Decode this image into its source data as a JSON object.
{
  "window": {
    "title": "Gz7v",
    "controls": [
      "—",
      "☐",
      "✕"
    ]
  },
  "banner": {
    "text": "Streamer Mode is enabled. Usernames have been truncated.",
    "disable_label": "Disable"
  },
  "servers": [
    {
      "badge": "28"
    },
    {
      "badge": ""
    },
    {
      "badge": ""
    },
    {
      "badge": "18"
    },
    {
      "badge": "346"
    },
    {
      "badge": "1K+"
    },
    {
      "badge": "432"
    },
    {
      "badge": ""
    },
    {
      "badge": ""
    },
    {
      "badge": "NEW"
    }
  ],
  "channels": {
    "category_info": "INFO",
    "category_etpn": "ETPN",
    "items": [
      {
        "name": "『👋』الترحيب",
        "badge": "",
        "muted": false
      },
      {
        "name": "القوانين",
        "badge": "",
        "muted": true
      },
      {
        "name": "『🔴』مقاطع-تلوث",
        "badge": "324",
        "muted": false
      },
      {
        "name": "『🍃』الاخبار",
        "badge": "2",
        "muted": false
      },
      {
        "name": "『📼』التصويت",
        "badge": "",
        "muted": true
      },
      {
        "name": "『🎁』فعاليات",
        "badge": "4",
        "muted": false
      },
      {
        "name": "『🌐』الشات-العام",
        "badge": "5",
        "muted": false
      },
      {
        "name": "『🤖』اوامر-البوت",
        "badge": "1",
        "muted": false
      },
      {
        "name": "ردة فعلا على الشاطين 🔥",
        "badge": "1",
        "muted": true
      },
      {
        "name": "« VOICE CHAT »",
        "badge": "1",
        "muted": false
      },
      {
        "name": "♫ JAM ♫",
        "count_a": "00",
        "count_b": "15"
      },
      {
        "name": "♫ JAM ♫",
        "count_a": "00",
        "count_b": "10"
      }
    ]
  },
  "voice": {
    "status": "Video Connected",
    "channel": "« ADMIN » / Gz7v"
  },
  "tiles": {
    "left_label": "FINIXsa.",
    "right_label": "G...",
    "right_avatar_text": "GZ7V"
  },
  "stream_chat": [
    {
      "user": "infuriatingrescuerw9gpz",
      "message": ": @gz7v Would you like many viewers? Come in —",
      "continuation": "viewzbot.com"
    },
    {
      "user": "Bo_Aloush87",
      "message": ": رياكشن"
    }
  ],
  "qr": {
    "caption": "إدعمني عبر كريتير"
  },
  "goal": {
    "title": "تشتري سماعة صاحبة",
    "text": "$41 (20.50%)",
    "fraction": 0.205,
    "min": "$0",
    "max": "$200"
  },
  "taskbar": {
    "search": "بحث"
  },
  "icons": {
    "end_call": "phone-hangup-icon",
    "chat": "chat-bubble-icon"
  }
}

※

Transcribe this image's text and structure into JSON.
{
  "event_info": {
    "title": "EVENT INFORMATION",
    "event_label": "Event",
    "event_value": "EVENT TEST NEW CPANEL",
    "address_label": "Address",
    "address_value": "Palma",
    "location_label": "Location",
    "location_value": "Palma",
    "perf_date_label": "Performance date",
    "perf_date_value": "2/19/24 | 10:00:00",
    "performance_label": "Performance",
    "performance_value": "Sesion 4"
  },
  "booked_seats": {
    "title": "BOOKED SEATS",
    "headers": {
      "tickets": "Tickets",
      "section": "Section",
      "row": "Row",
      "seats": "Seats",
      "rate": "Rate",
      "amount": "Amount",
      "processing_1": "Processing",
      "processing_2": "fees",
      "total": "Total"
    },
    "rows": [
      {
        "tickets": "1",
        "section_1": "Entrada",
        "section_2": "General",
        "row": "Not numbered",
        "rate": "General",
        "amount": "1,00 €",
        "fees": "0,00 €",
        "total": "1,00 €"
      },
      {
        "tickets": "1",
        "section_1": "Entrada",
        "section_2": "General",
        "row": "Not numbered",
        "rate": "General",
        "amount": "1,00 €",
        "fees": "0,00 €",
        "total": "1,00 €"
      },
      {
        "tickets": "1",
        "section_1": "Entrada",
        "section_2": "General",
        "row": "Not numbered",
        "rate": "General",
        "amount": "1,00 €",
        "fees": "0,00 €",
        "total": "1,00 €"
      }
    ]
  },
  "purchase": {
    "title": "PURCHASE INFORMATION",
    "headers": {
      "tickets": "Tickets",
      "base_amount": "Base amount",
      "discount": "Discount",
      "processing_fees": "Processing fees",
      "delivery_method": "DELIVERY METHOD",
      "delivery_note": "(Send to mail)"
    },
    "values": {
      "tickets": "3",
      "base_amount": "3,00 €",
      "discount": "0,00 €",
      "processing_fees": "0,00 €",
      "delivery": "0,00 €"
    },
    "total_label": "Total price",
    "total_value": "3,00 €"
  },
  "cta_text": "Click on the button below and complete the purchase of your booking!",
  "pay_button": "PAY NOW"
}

※

Give the number of lines that carry the word "title", with nothing added.

5